Copy out all lines where "text" appears.
•••••
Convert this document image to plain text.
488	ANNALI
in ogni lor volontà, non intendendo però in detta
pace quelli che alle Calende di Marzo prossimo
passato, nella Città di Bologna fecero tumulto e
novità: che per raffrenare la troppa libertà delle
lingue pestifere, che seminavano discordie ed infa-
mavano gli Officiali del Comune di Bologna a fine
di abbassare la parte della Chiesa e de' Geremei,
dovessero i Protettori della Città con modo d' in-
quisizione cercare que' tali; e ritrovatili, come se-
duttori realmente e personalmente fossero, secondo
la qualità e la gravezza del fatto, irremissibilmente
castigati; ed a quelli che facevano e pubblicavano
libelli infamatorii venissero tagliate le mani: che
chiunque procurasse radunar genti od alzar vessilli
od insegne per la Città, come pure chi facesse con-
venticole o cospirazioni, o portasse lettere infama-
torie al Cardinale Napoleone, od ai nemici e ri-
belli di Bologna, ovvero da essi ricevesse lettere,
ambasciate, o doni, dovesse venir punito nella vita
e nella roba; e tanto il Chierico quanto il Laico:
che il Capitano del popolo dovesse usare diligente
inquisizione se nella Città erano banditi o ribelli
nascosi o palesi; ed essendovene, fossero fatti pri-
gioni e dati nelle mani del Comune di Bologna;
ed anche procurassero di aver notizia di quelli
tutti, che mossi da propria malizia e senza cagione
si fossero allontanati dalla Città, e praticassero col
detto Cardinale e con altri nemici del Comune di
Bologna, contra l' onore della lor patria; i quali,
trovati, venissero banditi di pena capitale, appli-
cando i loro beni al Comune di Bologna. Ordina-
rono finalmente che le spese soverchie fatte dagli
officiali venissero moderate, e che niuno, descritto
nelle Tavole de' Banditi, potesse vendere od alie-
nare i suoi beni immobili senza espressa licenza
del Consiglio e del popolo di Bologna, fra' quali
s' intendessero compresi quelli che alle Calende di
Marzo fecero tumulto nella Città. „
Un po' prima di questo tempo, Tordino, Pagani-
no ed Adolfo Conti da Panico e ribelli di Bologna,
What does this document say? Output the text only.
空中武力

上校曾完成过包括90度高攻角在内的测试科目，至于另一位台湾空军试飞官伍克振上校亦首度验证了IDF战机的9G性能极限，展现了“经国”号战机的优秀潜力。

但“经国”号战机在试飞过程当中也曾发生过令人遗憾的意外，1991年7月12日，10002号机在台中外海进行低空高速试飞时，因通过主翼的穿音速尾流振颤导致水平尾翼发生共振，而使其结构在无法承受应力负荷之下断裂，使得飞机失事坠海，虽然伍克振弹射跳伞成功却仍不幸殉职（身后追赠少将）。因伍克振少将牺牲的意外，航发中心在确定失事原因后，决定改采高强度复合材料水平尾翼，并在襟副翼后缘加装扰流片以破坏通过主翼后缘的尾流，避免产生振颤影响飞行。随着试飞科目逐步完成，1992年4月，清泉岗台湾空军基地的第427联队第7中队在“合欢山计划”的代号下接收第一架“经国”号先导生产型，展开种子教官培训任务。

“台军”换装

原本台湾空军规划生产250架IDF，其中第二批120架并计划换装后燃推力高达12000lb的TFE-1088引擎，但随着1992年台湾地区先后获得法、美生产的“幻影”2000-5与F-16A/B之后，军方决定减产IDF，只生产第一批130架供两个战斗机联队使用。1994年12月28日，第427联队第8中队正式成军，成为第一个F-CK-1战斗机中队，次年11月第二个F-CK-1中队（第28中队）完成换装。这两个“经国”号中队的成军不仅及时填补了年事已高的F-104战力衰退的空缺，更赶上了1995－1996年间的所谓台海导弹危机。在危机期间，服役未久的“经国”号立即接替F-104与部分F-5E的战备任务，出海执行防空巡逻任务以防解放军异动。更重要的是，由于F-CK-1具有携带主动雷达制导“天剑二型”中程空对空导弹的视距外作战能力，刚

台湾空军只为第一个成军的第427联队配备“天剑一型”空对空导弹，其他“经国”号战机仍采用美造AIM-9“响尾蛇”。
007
•••••
REPLY:
Convert this document image to plain text.
What does this document say? Output the text only.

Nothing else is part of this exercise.